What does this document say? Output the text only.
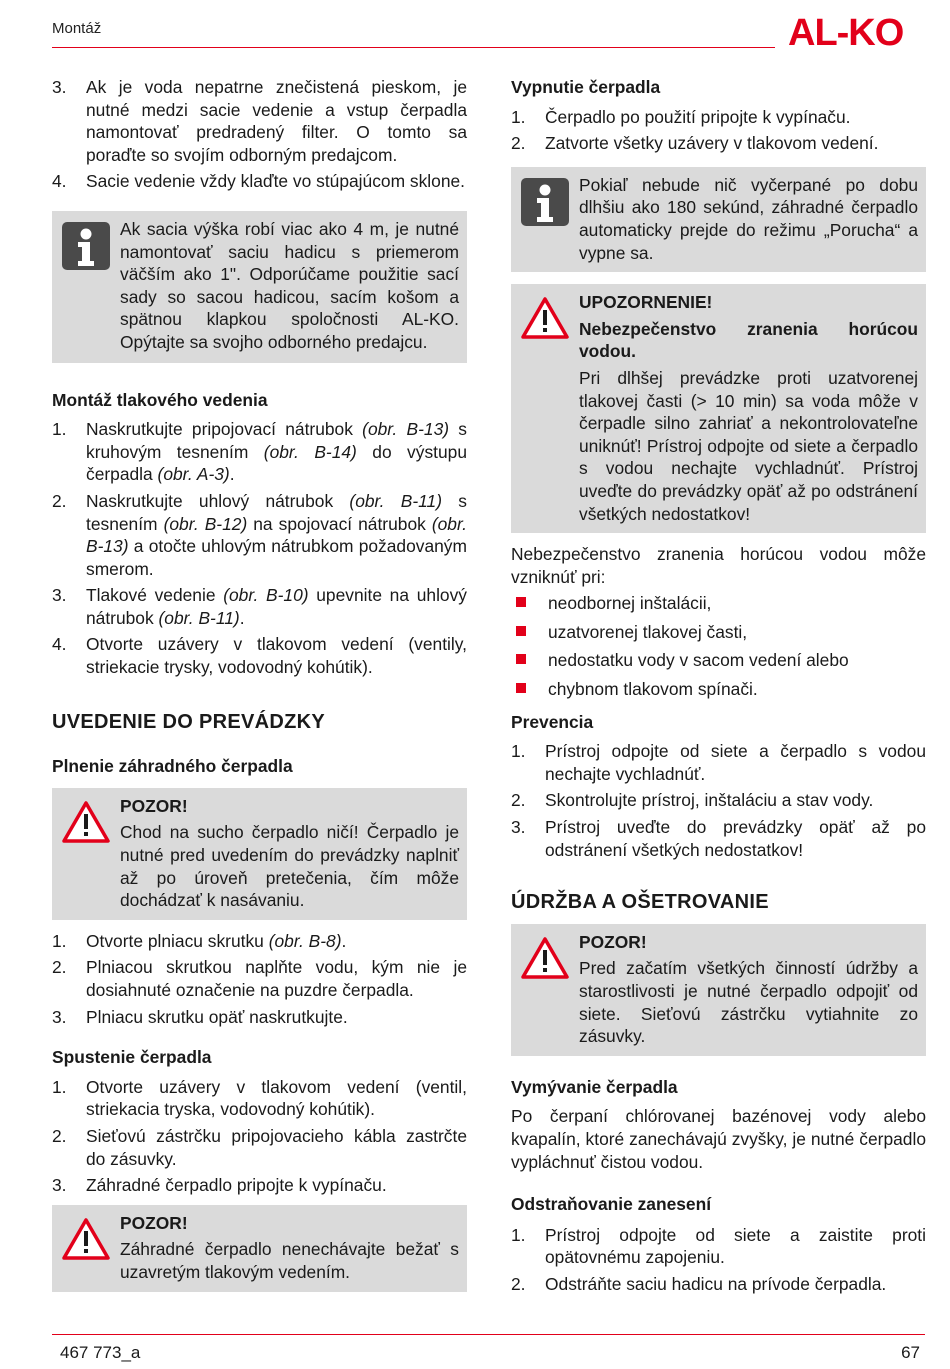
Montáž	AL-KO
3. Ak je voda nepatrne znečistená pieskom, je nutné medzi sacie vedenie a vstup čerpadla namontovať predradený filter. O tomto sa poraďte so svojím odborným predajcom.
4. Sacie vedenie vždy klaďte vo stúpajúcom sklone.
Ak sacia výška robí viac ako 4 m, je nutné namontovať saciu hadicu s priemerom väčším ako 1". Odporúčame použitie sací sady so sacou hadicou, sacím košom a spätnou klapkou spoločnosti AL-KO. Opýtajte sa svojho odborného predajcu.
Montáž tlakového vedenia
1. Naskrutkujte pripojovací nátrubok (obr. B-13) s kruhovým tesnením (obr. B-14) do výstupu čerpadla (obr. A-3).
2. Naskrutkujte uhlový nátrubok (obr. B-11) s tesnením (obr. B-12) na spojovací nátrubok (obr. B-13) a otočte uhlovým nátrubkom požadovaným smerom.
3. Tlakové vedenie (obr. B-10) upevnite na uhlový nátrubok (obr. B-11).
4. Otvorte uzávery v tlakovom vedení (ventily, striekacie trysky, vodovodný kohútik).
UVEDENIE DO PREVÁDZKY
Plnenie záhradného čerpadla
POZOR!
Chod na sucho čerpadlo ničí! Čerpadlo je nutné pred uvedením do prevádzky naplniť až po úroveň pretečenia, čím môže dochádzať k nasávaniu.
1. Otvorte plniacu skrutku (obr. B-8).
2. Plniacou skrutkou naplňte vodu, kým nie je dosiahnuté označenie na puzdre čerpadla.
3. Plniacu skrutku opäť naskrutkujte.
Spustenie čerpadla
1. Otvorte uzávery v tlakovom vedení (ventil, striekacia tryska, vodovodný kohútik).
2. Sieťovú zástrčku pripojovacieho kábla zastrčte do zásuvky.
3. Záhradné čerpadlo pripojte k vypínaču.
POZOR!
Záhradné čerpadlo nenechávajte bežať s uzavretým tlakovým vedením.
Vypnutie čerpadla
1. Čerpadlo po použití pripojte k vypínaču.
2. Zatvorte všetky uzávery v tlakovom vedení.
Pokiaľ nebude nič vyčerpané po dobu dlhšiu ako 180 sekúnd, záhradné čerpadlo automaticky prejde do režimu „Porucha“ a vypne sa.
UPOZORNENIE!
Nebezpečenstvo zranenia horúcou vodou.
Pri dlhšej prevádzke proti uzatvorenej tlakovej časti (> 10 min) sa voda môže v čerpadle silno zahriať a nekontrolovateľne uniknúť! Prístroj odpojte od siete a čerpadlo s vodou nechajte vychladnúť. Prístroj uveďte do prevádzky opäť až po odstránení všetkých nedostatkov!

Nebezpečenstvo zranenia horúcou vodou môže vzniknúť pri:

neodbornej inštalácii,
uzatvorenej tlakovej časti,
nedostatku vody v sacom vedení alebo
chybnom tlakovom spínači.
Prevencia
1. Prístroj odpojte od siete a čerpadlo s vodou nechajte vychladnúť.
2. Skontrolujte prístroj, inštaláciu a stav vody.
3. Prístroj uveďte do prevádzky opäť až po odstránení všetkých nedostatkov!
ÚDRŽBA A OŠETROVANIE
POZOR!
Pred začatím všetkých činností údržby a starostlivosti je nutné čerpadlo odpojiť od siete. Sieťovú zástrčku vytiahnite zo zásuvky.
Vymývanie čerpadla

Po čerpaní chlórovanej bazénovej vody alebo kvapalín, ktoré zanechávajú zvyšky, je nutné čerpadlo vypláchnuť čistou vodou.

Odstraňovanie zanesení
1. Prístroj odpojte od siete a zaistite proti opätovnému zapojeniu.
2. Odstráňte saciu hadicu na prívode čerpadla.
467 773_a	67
########
= DIRECTIVE =
Note each line of the entries that has "tlakovom" in it, and copy those lines.

= WRITTEN RESPONSE =
4. Otvorte uzávery v tlakovom vedení (ventily, striekacie trysky, vodovodný kohútik).
1. Otvorte uzávery v tlakovom vedení (ventil, striekacia tryska, vodovodný kohútik).
2. Zatvorte všetky uzávery v tlakovom vedení.
chybnom tlakovom spínači.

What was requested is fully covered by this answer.